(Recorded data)
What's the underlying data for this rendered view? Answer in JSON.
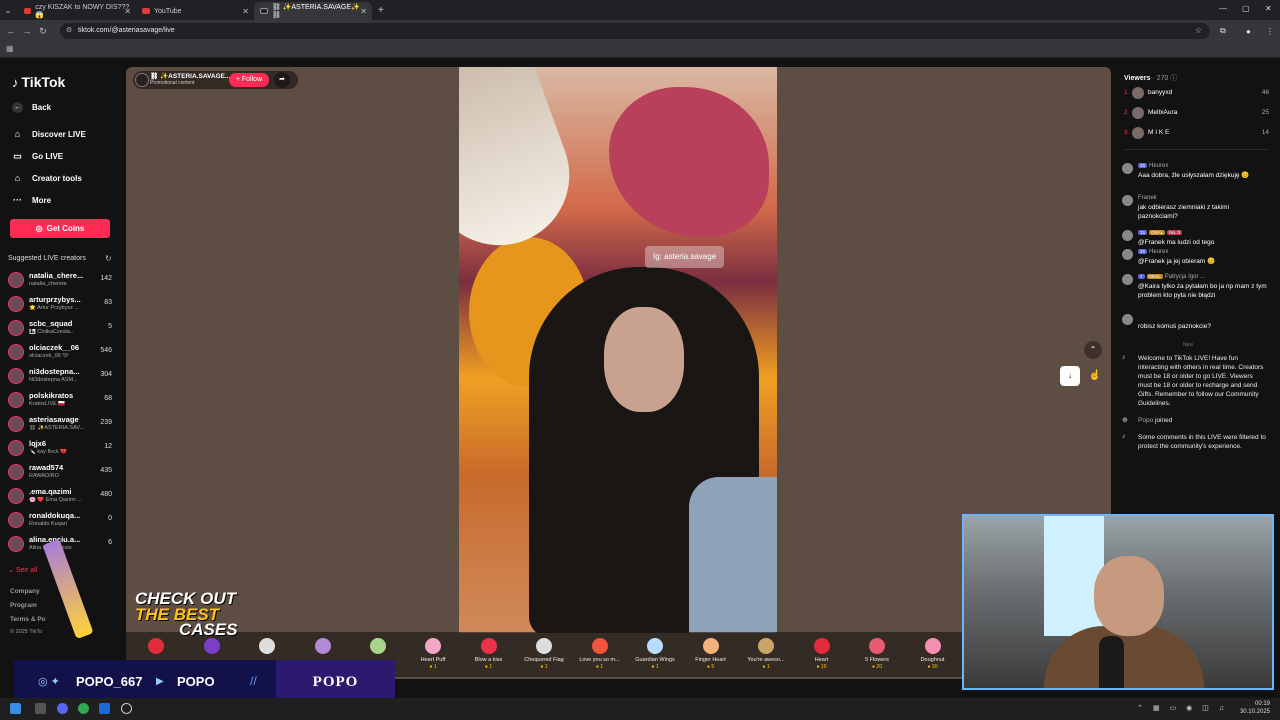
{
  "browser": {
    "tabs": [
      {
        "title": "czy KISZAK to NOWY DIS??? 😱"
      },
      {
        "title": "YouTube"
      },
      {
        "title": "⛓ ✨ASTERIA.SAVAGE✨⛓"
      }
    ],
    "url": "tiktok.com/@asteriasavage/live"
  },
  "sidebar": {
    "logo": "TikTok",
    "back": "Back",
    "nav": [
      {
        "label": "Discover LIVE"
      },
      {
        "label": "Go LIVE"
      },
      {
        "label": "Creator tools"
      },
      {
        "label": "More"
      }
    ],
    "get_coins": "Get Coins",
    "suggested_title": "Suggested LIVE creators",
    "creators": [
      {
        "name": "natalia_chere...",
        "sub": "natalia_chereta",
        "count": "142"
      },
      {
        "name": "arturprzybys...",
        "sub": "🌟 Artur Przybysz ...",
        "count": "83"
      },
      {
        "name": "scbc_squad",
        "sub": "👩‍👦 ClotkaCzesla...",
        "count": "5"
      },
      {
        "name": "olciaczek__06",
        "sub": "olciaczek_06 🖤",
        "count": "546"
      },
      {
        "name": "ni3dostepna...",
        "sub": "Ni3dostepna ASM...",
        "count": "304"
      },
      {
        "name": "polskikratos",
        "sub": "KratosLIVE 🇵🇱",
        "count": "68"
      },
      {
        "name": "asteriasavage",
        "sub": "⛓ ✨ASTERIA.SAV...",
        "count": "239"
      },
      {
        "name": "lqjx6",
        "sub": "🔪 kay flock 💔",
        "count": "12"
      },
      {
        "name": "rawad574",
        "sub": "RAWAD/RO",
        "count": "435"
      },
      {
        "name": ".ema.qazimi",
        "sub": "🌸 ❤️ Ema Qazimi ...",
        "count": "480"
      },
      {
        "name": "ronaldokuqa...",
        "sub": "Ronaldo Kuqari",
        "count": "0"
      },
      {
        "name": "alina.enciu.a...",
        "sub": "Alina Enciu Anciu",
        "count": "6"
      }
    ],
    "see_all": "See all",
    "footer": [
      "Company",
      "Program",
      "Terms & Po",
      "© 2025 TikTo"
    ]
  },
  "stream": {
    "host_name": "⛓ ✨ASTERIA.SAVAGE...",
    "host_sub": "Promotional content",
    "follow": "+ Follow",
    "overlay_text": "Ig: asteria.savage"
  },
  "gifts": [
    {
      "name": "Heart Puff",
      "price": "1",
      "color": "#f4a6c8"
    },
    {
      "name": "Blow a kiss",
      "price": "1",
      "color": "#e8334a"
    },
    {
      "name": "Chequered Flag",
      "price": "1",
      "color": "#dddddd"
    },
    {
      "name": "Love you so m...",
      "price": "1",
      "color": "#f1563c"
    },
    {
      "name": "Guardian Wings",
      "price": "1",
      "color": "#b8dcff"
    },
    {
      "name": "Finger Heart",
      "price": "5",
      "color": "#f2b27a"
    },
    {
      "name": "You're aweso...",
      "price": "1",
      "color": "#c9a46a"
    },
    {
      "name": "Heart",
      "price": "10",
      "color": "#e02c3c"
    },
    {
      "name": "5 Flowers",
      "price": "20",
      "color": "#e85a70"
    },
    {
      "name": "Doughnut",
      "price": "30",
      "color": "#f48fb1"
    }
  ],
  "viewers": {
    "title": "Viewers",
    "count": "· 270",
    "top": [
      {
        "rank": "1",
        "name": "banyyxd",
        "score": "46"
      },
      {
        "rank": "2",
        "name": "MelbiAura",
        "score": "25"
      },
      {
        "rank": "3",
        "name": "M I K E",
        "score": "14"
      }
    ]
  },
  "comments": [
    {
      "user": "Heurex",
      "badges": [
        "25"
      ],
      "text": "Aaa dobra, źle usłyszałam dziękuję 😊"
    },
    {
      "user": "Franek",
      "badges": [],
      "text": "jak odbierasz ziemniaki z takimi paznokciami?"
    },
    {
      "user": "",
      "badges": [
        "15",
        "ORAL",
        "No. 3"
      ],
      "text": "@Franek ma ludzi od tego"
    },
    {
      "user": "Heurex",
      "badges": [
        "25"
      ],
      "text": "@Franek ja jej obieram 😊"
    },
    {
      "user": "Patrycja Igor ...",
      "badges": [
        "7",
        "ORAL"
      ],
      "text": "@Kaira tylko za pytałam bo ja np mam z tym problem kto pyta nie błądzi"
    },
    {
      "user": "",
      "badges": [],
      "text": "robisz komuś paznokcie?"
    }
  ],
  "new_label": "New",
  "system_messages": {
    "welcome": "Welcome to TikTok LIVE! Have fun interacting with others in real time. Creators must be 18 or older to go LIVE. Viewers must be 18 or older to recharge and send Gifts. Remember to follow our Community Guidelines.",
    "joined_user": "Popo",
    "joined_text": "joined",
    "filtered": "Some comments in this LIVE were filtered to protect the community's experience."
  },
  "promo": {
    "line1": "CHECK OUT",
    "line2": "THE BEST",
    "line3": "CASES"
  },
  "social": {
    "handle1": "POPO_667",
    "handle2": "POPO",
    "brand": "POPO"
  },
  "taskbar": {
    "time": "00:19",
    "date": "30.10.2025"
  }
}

[WRITTEN REQUEST]
Return each line in the records that holds the string "follow".

[FULL SOLUTION]
    "follow": "+ Follow",
    "welcome": "Welcome to TikTok LIVE! Have fun interacting with others in real time. Creators must be 18 or older to go LIVE. Viewers must be 18 or older to recharge and send Gifts. Remember to follow our Community Guidelines.",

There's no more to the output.